■ **Stored data entries**:
☆ ☆ ☆
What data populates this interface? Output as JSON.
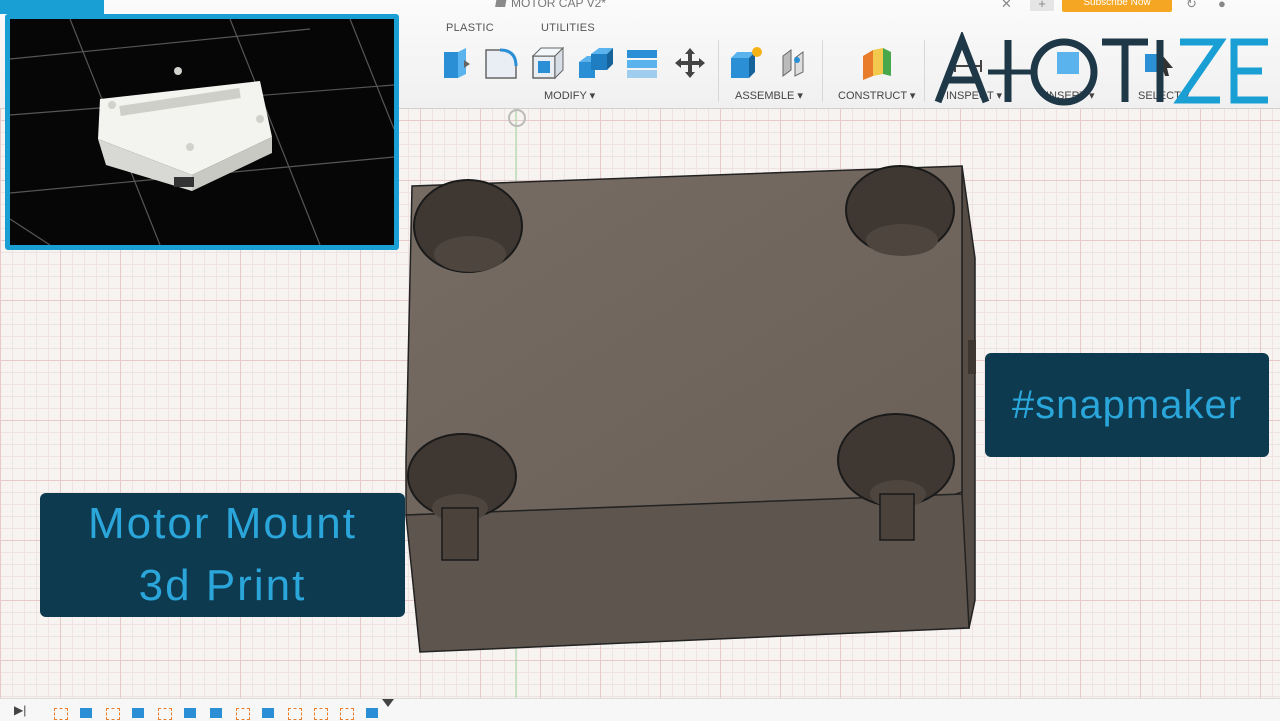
{
  "document": {
    "title": "MOTOR CAP V2*"
  },
  "toolbar": {
    "tabs": [
      {
        "label": "PLASTIC"
      },
      {
        "label": "UTILITIES"
      }
    ],
    "groups": [
      {
        "label": "MODIFY ▾"
      },
      {
        "label": "ASSEMBLE ▾"
      },
      {
        "label": "CONSTRUCT ▾"
      },
      {
        "label": "INSPECT ▾"
      },
      {
        "label": "INSERT ▾"
      },
      {
        "label": "SELECT ▾"
      }
    ],
    "subscribe_label": "Subscribe Now"
  },
  "overlay": {
    "logo_text": "AIOTIZE",
    "caption_main_line1": "Motor Mount",
    "caption_main_line2": "3d Print",
    "caption_tag": "#snapmaker"
  },
  "colors": {
    "accent": "#1a9fd4",
    "caption_bg": "#0e3a4f",
    "caption_text": "#2aa6db",
    "model_body": "#6b6159",
    "subscribe": "#f5a623"
  },
  "icons": [
    "press-pull-icon",
    "fillet-icon",
    "shell-icon",
    "combine-icon",
    "scale-icon",
    "move-icon",
    "new-component-icon",
    "joint-icon",
    "construct-plane-icon",
    "measure-icon",
    "insert-icon",
    "select-icon"
  ]
}
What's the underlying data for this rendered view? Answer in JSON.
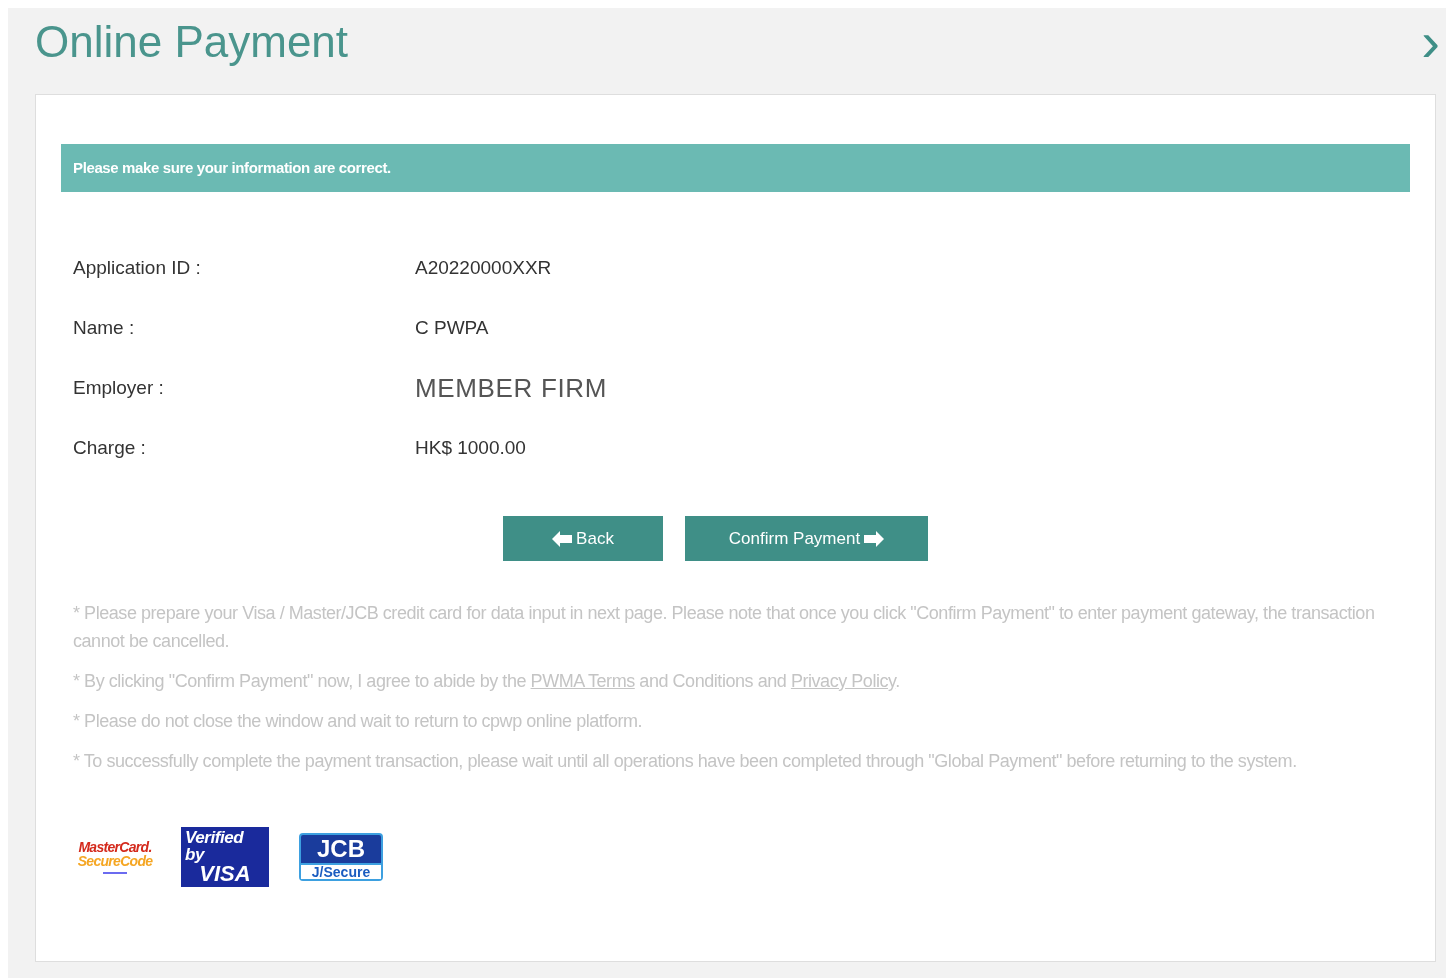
{
  "page": {
    "title": "Online Payment",
    "next": "›"
  },
  "banner": "Please make sure your information are correct.",
  "fields": [
    {
      "label": "Application ID :",
      "value": "A20220000XXR",
      "kind": "plain"
    },
    {
      "label": "Name :",
      "value": "C PWPA",
      "kind": "plain"
    },
    {
      "label": "Employer :",
      "value": "MEMBER FIRM",
      "kind": "large"
    },
    {
      "label": "Charge :",
      "value": "HK$ 1000.00",
      "kind": "plain"
    }
  ],
  "buttons": [
    {
      "label": "Back",
      "kind": "back"
    },
    {
      "label": "Confirm Payment",
      "kind": "confirm"
    }
  ],
  "notes": [
    [
      {
        "kind": "text",
        "text": "* Please prepare your Visa / Master/JCB credit card for data input in next page. Please note that once you click \"Confirm Payment\" to enter payment gateway, the transaction cannot be cancelled."
      }
    ],
    [
      {
        "kind": "text",
        "text": "* By clicking \"Confirm Payment\" now, I agree to abide by the "
      },
      {
        "kind": "link",
        "text": "PWMA Terms"
      },
      {
        "kind": "text",
        "text": " and Conditions and "
      },
      {
        "kind": "link",
        "text": "Privacy Policy"
      },
      {
        "kind": "text",
        "text": "."
      }
    ],
    [
      {
        "kind": "text",
        "text": "* Please do not close the window and wait to return to cpwp online platform."
      }
    ],
    [
      {
        "kind": "text",
        "text": "* To successfully complete the payment transaction, please wait until all operations have been completed through \"Global Payment\" before returning to the system."
      }
    ]
  ],
  "logos": [
    {
      "kind": "mastercard",
      "lines": [
        "MasterCard.",
        "SecureCode"
      ]
    },
    {
      "kind": "visa",
      "lines": [
        "Verified by",
        "VISA"
      ]
    },
    {
      "kind": "jcb",
      "lines": [
        "JCB",
        "J/Secure"
      ]
    }
  ]
}
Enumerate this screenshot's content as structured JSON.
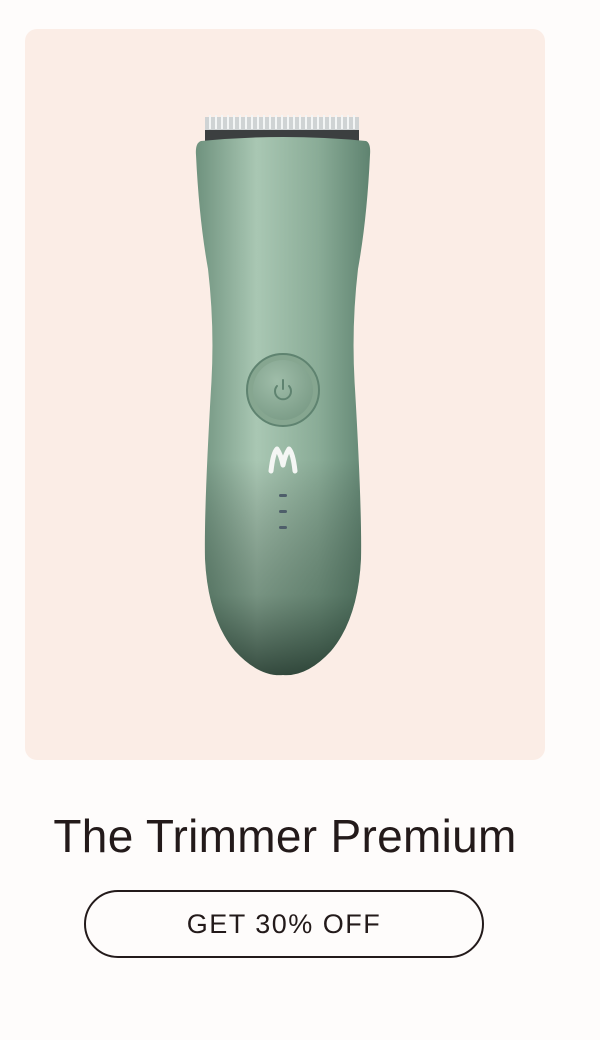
{
  "product": {
    "title": "The Trimmer Premium",
    "image_icon": "trimmer-icon",
    "card_background": "#fbede6",
    "body_color": "#8fb09a"
  },
  "cta": {
    "label": "GET 30% OFF"
  },
  "colors": {
    "page_background": "#fefcfb",
    "text": "#231a1a"
  }
}
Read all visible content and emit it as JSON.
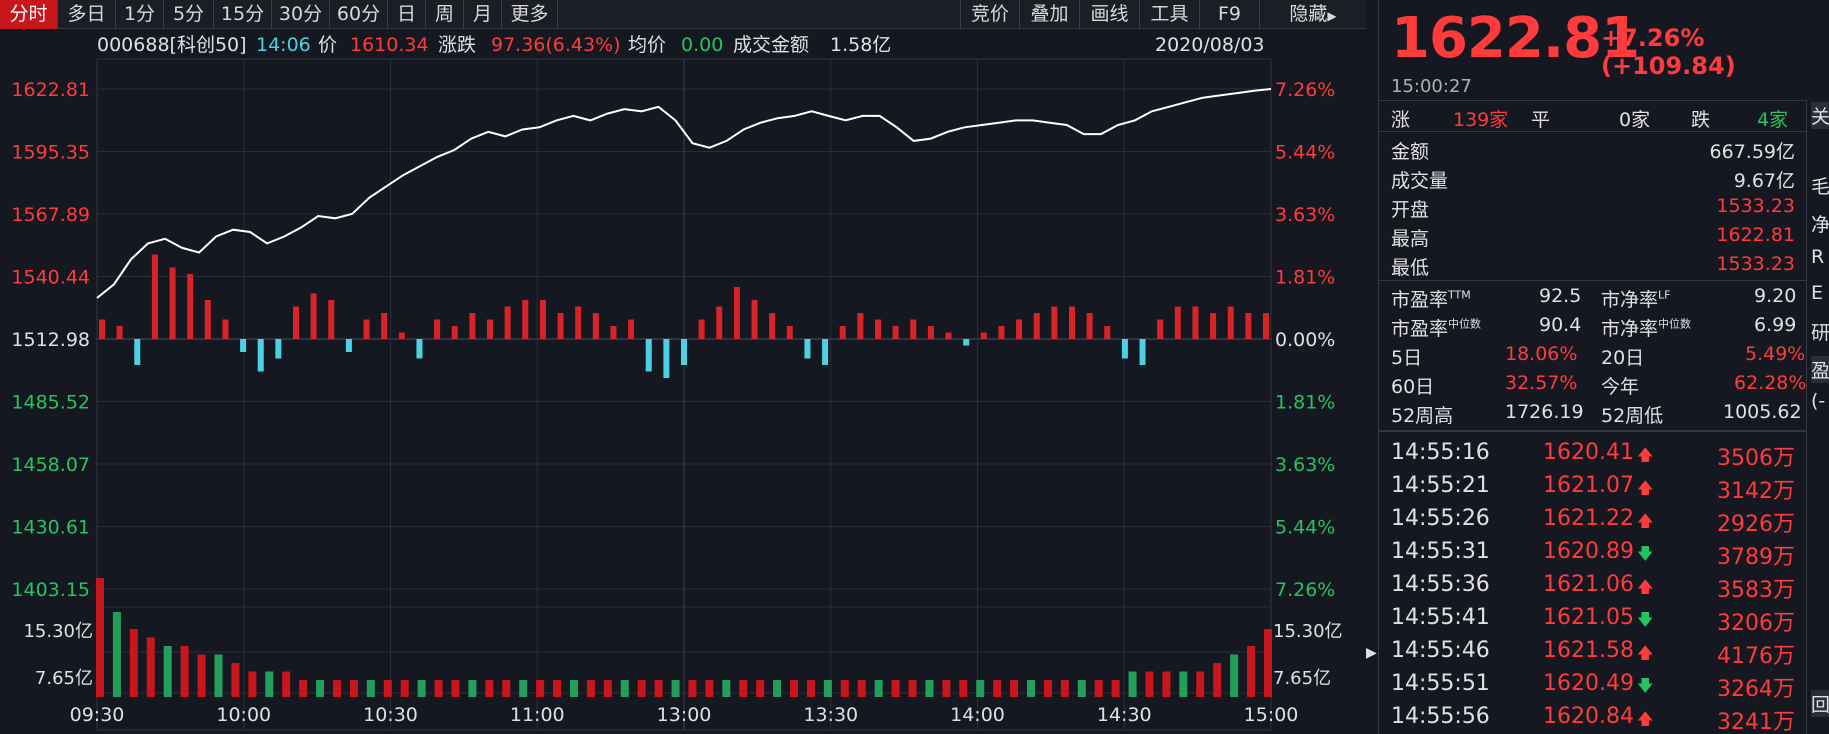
{
  "toolbar": {
    "tabs": [
      "分时",
      "多日",
      "1分",
      "5分",
      "15分",
      "30分",
      "60分",
      "日",
      "周",
      "月",
      "更多"
    ],
    "right_tabs": [
      "竞价",
      "叠加",
      "画线",
      "工具",
      "F9",
      "隐藏"
    ]
  },
  "info_bar": {
    "code": "000688[科创50]",
    "time": "14:06",
    "price_label": "价",
    "price": "1610.34",
    "change_label": "涨跌",
    "change": "97.36(6.43%)",
    "avg_label": "均价",
    "avg": "0.00",
    "amount_label": "成交金额",
    "amount": "1.58亿",
    "date": "2020/08/03"
  },
  "axes": {
    "left_price": [
      "1622.81",
      "1595.35",
      "1567.89",
      "1540.44",
      "1512.98",
      "1485.52",
      "1458.07",
      "1430.61",
      "1403.15"
    ],
    "right_pct": [
      "7.26%",
      "5.44%",
      "3.63%",
      "1.81%",
      "0.00%",
      "1.81%",
      "3.63%",
      "5.44%",
      "7.26%"
    ],
    "volume": [
      "15.30亿",
      "7.65亿"
    ],
    "times": [
      "09:30",
      "10:00",
      "10:30",
      "11:00",
      "13:00",
      "13:30",
      "14:00",
      "14:30",
      "15:00"
    ]
  },
  "colors": {
    "up": "#ff3b3b",
    "down": "#22c55e",
    "flat": "#e0e0e0",
    "line": "#ffffff",
    "cyan": "#4dd0e1"
  },
  "chart_data": {
    "type": "line",
    "price_range": [
      1403.15,
      1622.81
    ],
    "base": 1512.98,
    "times": [
      "09:30",
      "10:00",
      "10:30",
      "11:00",
      "13:00",
      "13:30",
      "14:00",
      "14:30",
      "15:00"
    ],
    "price": [
      1531,
      1537,
      1548,
      1555,
      1557,
      1553,
      1551,
      1558,
      1561,
      1560,
      1555,
      1558,
      1562,
      1567,
      1566,
      1568,
      1575,
      1580,
      1585,
      1589,
      1593,
      1596,
      1601,
      1604,
      1602,
      1605,
      1606,
      1609,
      1611,
      1609,
      1612,
      1614,
      1613,
      1615,
      1609,
      1599,
      1597,
      1600,
      1605,
      1608,
      1610,
      1611,
      1613,
      1611,
      1609,
      1611,
      1611,
      1606,
      1600,
      1601,
      1604,
      1606,
      1607,
      1608,
      1609,
      1609,
      1608,
      1607,
      1603,
      1603,
      1607,
      1609,
      1613,
      1615,
      1617,
      1619,
      1620,
      1621,
      1622,
      1622.81
    ],
    "bars": [
      3,
      2,
      -4,
      13,
      11,
      10,
      6,
      3,
      -2,
      -5,
      -3,
      5,
      7,
      6,
      -2,
      3,
      4,
      1,
      -3,
      3,
      2,
      4,
      3,
      5,
      6,
      6,
      4,
      5,
      4,
      2,
      3,
      -5,
      -6,
      -4,
      3,
      5,
      8,
      6,
      4,
      2,
      -3,
      -4,
      2,
      4,
      3,
      2,
      3,
      2,
      1,
      -1,
      1,
      2,
      3,
      4,
      5,
      5,
      4,
      2,
      -3,
      -4,
      3,
      5,
      5,
      4,
      5,
      4,
      4
    ],
    "volume": [
      14,
      10,
      8,
      7,
      6,
      6,
      5,
      5,
      4,
      3,
      3,
      3,
      2,
      2,
      2,
      2,
      2,
      2,
      2,
      2,
      2,
      2,
      2,
      2,
      2,
      2,
      2,
      2,
      2,
      2,
      2,
      2,
      2,
      2,
      2,
      2,
      2,
      2,
      2,
      2,
      2,
      2,
      2,
      2,
      2,
      2,
      2,
      2,
      2,
      2,
      2,
      2,
      2,
      2,
      2,
      2,
      2,
      2,
      2,
      2,
      2,
      3,
      3,
      3,
      3,
      3,
      4,
      5,
      6,
      8
    ]
  },
  "quote": {
    "price": "1622.81",
    "change": "+7.26% (+109.84)",
    "time": "15:00:27",
    "breadth": {
      "up_label": "涨",
      "up": "139家",
      "flat_label": "平",
      "flat": "0家",
      "down_label": "跌",
      "down": "4家"
    },
    "stats": [
      {
        "label": "金额",
        "value": "667.59亿",
        "color": "white"
      },
      {
        "label": "成交量",
        "value": "9.67亿",
        "color": "white"
      },
      {
        "label": "开盘",
        "value": "1533.23",
        "color": "red"
      },
      {
        "label": "最高",
        "value": "1622.81",
        "color": "red"
      },
      {
        "label": "最低",
        "value": "1533.23",
        "color": "red"
      }
    ],
    "pe": {
      "l1": "市盈率",
      "s1": "TTM",
      "v1": "92.5",
      "l2": "市净率",
      "s2": "LF",
      "v2": "9.20"
    },
    "pe2": {
      "l1": "市盈率",
      "s1": "中位数",
      "v1": "90.4",
      "l2": "市净率",
      "s2": "中位数",
      "v2": "6.99"
    },
    "perf1": {
      "l1": "5日",
      "v1": "18.06%",
      "l2": "20日",
      "v2": "5.49%"
    },
    "perf2": {
      "l1": "60日",
      "v1": "32.57%",
      "l2": "今年",
      "v2": "62.28%"
    },
    "w52": {
      "l1": "52周高",
      "v1": "1726.19",
      "l2": "52周低",
      "v2": "1005.62"
    }
  },
  "trades": [
    {
      "time": "14:55:16",
      "price": "1620.41",
      "dir": "up",
      "vol": "3506万"
    },
    {
      "time": "14:55:21",
      "price": "1621.07",
      "dir": "up",
      "vol": "3142万"
    },
    {
      "time": "14:55:26",
      "price": "1621.22",
      "dir": "up",
      "vol": "2926万"
    },
    {
      "time": "14:55:31",
      "price": "1620.89",
      "dir": "down",
      "vol": "3789万"
    },
    {
      "time": "14:55:36",
      "price": "1621.06",
      "dir": "up",
      "vol": "3583万"
    },
    {
      "time": "14:55:41",
      "price": "1621.05",
      "dir": "down",
      "vol": "3206万"
    },
    {
      "time": "14:55:46",
      "price": "1621.58",
      "dir": "up",
      "vol": "4176万"
    },
    {
      "time": "14:55:51",
      "price": "1620.49",
      "dir": "down",
      "vol": "3264万"
    },
    {
      "time": "14:55:56",
      "price": "1620.84",
      "dir": "up",
      "vol": "3241万"
    }
  ],
  "side": {
    "t1": "关",
    "t2": "毛",
    "t3": "净",
    "t4": "R",
    "t5": "E",
    "t6": "研",
    "t7": "盈",
    "t8": "(-",
    "t9": "回"
  }
}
☆ ☆ ☆
■ **STATED PROBLEM**: Go through the records and gather the lines that hold "transaction".

■ **ANSWER TO THIS PROBLEM**:
        "text": "* Please prepare your Visa / Master/JCB credit card for data input in next page. Please note that once you click \"Confirm Payment\" to enter payment gateway, the transaction cannot be cancelled."
        "text": "* To successfully complete the payment transaction, please wait until all operations have been completed through \"Global Payment\" before returning to the system."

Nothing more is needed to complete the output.